***** Entries *****

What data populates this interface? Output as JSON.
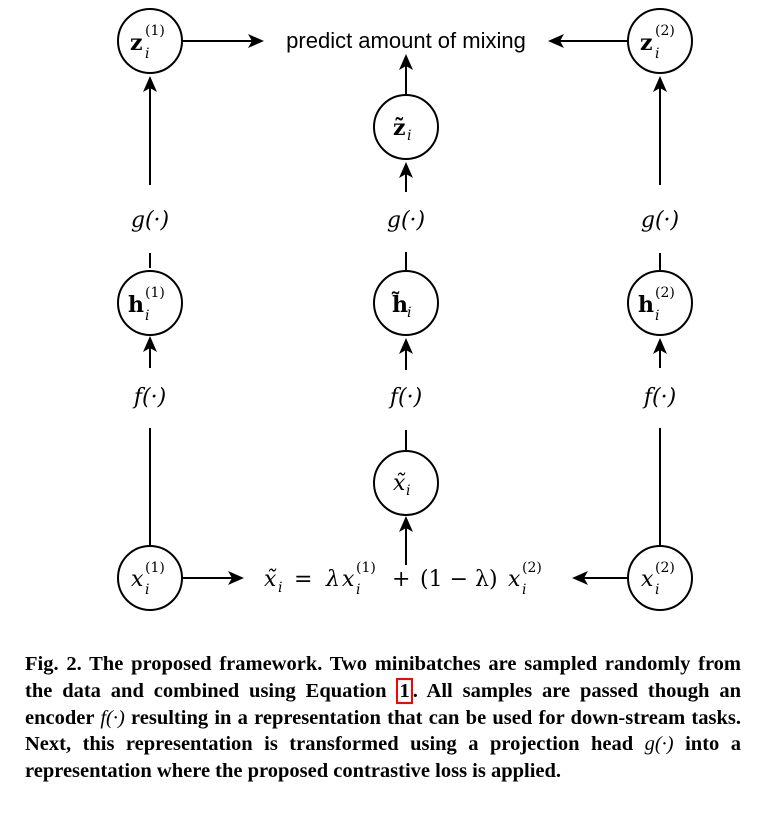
{
  "nodes": {
    "z1": {
      "base": "z",
      "sub": "i",
      "sup": "(1)"
    },
    "z2": {
      "base": "z",
      "sub": "i",
      "sup": "(2)"
    },
    "zt": {
      "base": "z̃",
      "sub": "i"
    },
    "h1": {
      "base": "h",
      "sub": "i",
      "sup": "(1)"
    },
    "h2": {
      "base": "h",
      "sub": "i",
      "sup": "(2)"
    },
    "ht": {
      "base": "h̃",
      "sub": "i"
    },
    "xt": {
      "base": "x̃",
      "sub": "i"
    },
    "x1": {
      "base": "x",
      "sub": "i",
      "sup": "(1)"
    },
    "x2": {
      "base": "x",
      "sub": "i",
      "sup": "(2)"
    }
  },
  "labels": {
    "predict": "predict amount of mixing",
    "g": "g(·)",
    "f": "f(·)"
  },
  "equation": {
    "lhs_base": "x̃",
    "lhs_sub": "i",
    "eq": "=",
    "lambda": "λ",
    "x1_base": "x",
    "x1_sub": "i",
    "x1_sup": "(1)",
    "plus": "+",
    "one_minus": "(1 − λ)",
    "x2_base": "x",
    "x2_sub": "i",
    "x2_sup": "(2)"
  },
  "caption": {
    "part1": "Fig. 2. The proposed framework. Two minibatches are sampled randomly from the data and combined using Equation ",
    "ref": "1",
    "part2": ". All samples are passed though an encoder ",
    "f": "f(·)",
    "part3": " resulting in a representation that can be used for down-stream tasks. Next, this representation is transformed using a projection head ",
    "g": "g(·)",
    "part4": " into a representation where the proposed contrastive loss is applied."
  }
}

*****

*Your task*. Show every line from the entries above in which "data" appears.

*Written answer*.
What data populates this interface? Output as JSON.
    "part1": "Fig. 2. The proposed framework. Two minibatches are sampled randomly from the data and combined using Equation ",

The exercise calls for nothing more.